* begin *

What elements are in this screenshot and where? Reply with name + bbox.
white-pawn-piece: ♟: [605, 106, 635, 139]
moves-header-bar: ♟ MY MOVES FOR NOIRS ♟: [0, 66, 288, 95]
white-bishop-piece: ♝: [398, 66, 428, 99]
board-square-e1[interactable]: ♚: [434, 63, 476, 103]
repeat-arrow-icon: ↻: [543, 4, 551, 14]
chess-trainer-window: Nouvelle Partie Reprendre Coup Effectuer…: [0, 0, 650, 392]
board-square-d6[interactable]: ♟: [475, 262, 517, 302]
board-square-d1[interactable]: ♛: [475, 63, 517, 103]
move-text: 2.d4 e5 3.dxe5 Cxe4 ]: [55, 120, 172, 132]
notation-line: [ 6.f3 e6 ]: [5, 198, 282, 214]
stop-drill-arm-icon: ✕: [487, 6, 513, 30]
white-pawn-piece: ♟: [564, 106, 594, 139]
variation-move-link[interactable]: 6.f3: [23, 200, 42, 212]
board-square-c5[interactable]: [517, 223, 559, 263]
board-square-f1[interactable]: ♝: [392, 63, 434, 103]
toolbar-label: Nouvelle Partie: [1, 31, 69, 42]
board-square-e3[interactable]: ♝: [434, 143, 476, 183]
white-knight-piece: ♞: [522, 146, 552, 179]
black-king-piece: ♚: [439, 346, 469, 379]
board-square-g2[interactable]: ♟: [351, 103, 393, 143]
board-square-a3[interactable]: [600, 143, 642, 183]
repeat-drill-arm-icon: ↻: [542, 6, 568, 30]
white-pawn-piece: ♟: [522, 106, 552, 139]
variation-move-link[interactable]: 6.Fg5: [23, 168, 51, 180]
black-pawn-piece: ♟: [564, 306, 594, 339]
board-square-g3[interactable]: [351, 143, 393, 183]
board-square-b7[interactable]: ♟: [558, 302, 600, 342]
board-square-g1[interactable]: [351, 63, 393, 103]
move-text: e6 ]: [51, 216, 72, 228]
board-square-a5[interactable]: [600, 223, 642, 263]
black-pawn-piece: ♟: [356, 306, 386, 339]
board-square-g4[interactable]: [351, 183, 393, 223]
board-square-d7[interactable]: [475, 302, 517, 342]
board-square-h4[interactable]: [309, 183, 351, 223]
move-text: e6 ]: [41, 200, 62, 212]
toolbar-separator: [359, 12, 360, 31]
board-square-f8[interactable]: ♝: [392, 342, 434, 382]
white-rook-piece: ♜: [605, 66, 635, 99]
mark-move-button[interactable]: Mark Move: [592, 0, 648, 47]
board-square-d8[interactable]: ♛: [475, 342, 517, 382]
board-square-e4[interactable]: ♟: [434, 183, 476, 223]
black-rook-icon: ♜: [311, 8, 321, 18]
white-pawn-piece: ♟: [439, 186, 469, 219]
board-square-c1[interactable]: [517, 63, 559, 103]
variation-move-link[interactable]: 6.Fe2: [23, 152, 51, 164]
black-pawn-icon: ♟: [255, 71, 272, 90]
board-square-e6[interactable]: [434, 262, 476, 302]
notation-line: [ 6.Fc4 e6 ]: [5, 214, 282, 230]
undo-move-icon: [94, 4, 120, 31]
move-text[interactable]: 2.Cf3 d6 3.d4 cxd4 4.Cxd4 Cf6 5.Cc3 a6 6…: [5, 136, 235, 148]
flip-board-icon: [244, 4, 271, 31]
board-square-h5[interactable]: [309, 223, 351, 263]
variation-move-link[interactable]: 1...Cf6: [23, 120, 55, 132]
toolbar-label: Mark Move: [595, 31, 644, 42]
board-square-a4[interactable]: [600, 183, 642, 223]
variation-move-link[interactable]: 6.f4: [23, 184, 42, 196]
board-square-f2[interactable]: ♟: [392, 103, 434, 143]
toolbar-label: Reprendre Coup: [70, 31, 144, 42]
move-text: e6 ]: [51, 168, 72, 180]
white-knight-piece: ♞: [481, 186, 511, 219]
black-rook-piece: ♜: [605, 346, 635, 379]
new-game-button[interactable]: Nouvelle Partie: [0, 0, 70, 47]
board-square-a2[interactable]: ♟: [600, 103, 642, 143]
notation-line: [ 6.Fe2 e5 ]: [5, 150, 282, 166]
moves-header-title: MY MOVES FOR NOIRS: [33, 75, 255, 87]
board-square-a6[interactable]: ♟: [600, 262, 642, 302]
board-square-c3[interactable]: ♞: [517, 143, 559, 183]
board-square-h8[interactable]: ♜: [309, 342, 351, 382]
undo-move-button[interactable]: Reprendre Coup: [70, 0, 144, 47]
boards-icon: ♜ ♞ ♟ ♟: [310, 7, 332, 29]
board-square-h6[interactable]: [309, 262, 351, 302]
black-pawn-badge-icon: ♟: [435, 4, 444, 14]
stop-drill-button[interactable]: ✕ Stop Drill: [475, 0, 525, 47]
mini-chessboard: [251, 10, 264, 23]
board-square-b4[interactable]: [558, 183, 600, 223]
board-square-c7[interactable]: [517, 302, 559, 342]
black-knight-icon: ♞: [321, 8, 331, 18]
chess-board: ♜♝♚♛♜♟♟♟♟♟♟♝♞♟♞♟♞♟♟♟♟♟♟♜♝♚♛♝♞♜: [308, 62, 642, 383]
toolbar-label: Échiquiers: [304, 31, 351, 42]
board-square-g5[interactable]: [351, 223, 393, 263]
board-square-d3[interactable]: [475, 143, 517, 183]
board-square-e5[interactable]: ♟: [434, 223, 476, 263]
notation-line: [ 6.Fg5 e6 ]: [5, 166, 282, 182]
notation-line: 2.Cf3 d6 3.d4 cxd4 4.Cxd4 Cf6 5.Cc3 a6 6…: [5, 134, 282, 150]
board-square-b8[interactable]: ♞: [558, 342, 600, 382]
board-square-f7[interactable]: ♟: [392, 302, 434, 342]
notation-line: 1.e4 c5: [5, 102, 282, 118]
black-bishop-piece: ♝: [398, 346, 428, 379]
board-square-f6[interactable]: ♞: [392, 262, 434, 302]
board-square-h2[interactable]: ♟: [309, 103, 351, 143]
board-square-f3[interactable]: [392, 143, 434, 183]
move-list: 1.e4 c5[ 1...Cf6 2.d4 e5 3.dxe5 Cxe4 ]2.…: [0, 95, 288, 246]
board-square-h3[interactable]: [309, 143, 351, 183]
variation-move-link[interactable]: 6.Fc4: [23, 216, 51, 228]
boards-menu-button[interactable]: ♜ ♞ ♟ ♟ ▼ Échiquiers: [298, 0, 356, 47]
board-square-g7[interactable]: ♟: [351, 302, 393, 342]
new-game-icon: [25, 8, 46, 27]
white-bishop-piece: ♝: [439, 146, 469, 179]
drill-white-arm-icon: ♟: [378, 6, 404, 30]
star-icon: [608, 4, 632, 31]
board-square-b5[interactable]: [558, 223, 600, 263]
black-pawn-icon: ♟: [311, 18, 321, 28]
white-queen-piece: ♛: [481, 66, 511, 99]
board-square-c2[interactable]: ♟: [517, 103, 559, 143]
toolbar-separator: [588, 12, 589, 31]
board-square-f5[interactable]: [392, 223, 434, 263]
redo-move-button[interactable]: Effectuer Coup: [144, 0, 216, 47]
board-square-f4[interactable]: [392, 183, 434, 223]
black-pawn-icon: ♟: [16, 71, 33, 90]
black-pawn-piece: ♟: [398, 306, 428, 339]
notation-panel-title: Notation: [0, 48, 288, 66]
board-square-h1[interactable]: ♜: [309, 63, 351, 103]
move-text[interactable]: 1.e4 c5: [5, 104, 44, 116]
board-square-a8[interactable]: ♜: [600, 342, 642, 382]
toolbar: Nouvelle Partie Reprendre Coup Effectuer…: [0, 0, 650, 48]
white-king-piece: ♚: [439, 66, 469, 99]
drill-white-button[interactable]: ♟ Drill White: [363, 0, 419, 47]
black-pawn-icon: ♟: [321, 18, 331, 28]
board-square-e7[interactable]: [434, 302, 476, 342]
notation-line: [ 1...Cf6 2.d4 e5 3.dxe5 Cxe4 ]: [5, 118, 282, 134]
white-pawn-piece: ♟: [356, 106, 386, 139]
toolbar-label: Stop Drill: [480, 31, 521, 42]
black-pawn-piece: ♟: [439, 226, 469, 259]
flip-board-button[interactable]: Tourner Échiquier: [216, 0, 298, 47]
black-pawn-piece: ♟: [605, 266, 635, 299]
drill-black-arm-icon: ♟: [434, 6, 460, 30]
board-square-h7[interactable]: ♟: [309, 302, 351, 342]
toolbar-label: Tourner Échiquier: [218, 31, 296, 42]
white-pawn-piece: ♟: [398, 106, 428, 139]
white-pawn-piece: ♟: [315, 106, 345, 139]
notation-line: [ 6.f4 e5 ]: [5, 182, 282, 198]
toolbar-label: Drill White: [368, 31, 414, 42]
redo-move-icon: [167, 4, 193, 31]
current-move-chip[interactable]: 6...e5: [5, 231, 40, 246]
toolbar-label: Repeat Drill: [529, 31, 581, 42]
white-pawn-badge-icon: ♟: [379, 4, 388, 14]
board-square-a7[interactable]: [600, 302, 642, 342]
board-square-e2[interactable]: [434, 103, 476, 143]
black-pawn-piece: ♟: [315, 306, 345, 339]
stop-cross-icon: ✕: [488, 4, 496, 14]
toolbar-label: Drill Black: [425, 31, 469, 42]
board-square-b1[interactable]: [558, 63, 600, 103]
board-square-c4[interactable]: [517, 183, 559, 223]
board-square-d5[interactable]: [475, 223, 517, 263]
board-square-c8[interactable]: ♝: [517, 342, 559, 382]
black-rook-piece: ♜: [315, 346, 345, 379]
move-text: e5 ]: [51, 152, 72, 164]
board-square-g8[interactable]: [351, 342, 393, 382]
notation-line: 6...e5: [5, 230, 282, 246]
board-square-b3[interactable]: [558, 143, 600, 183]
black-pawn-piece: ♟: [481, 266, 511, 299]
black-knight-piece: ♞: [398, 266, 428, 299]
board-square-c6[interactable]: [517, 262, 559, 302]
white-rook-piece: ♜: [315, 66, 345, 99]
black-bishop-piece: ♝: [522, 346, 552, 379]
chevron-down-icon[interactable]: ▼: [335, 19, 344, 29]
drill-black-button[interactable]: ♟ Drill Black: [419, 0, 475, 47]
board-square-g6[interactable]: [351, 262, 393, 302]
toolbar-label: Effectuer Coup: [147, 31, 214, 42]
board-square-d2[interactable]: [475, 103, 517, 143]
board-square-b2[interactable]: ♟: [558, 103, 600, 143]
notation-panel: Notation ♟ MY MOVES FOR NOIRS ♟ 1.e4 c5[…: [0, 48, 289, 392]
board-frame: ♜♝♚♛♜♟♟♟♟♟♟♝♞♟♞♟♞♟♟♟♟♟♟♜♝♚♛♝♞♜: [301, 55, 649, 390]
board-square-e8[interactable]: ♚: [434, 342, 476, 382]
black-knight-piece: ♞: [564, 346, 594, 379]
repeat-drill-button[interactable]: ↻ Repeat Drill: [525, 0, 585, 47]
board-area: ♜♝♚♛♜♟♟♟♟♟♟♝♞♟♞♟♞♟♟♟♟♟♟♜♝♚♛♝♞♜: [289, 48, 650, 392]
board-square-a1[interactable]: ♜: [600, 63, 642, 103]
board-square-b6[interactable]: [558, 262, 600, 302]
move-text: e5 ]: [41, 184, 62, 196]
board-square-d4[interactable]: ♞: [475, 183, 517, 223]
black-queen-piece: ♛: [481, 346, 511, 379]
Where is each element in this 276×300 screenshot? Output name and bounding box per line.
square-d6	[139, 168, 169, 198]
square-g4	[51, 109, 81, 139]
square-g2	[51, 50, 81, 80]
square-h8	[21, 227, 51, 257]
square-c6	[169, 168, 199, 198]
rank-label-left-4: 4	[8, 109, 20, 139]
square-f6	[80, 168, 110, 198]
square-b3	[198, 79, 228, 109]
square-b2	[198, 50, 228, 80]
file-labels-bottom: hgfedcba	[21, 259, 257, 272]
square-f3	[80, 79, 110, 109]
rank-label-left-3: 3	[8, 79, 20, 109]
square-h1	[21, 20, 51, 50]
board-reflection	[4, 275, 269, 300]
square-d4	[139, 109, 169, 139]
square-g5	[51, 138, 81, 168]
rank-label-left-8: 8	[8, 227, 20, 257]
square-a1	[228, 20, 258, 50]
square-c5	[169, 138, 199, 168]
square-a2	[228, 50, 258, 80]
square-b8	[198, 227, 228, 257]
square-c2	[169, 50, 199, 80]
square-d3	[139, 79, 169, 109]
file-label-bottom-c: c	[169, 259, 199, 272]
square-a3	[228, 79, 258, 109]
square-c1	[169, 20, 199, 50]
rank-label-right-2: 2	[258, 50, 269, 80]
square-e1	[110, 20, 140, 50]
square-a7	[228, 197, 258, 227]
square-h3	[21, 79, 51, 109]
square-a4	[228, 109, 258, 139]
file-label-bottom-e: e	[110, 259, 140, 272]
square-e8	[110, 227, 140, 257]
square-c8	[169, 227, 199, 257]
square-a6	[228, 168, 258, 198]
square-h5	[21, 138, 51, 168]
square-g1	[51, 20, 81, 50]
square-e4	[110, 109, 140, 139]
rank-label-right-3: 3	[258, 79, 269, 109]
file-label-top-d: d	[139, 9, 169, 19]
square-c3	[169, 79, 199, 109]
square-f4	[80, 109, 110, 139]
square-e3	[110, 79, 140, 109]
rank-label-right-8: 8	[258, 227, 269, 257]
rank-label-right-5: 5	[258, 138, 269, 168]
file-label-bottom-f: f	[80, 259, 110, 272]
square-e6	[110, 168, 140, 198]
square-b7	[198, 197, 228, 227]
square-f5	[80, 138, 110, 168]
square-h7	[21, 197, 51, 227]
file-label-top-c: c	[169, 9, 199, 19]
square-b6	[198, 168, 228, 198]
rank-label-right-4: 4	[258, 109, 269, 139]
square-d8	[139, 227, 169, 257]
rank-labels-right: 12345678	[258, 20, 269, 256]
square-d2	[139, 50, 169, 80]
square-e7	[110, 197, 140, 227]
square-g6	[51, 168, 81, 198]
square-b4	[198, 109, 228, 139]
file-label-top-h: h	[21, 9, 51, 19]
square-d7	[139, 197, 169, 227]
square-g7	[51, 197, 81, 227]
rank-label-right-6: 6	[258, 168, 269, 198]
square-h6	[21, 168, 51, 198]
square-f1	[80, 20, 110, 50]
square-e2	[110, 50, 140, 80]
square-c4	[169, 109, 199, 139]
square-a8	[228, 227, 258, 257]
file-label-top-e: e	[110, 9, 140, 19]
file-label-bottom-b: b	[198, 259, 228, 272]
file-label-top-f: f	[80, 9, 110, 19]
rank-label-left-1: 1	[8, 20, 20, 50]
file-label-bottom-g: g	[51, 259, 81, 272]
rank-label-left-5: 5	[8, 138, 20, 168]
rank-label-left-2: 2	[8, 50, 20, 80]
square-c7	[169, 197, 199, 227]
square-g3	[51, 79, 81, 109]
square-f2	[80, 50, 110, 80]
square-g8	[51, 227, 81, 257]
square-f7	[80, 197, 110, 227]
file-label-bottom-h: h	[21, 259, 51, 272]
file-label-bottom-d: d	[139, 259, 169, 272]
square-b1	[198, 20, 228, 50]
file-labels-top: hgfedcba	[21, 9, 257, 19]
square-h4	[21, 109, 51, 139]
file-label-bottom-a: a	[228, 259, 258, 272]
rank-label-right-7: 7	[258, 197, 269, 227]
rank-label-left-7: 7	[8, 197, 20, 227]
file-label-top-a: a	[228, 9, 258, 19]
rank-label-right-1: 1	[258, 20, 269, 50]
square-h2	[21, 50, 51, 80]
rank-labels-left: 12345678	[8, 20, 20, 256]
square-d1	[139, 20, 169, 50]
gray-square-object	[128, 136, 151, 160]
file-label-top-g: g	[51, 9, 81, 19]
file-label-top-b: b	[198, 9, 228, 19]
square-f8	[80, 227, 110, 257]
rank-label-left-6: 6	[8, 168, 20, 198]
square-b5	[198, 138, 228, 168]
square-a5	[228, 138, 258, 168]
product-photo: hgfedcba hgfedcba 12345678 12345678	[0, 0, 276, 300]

* end *

Problem to work on: Rewrite the rows as a numbered list, starting with the first row and ending with the one that contains "board-square-a5[interactable]: [600, 223, 642, 263]". Include both of those rows and omit any blank lines.

Finished answer:
1. What elements are in this screenshot and where? Reply with name + bbox.
2. white-pawn-piece: ♟: [605, 106, 635, 139]
3. moves-header-bar: ♟ MY MOVES FOR NOIRS ♟: [0, 66, 288, 95]
4. white-bishop-piece: ♝: [398, 66, 428, 99]
5. board-square-e1[interactable]: ♚: [434, 63, 476, 103]
6. repeat-arrow-icon: ↻: [543, 4, 551, 14]
7. chess-trainer-window: Nouvelle Partie Reprendre Coup Effectuer…: [0, 0, 650, 392]
8. board-square-d6[interactable]: ♟: [475, 262, 517, 302]
9. board-square-d1[interactable]: ♛: [475, 63, 517, 103]
10. move-text: 2.d4 e5 3.dxe5 Cxe4 ]: [55, 120, 172, 132]
11. notation-line: [ 6.f3 e6 ]: [5, 198, 282, 214]
12. stop-drill-arm-icon: ✕: [487, 6, 513, 30]
13. white-pawn-piece: ♟: [564, 106, 594, 139]
14. variation-move-link[interactable]: 6.f3: [23, 200, 42, 212]
15. board-square-c5[interactable]: [517, 223, 559, 263]
16. board-square-f1[interactable]: ♝: [392, 63, 434, 103]
17. toolbar-label: Nouvelle Partie: [1, 31, 69, 42]
18. board-square-e3[interactable]: ♝: [434, 143, 476, 183]
19. white-knight-piece: ♞: [522, 146, 552, 179]
20. black-king-piece: ♚: [439, 346, 469, 379]
21. board-square-g2[interactable]: ♟: [351, 103, 393, 143]
22. board-square-a3[interactable]: [600, 143, 642, 183]
23. repeat-drill-arm-icon: ↻: [542, 6, 568, 30]
24. white-pawn-piece: ♟: [522, 106, 552, 139]
25. variation-move-link[interactable]: 6.Fg5: [23, 168, 51, 180]
26. black-pawn-piece: ♟: [564, 306, 594, 339]
27. board-square-g3[interactable]: [351, 143, 393, 183]
28. board-square-b7[interactable]: ♟: [558, 302, 600, 342]
29. board-square-g1[interactable]: [351, 63, 393, 103]
30. move-text: e6 ]: [51, 216, 72, 228]
31. board-square-a5[interactable]: [600, 223, 642, 263]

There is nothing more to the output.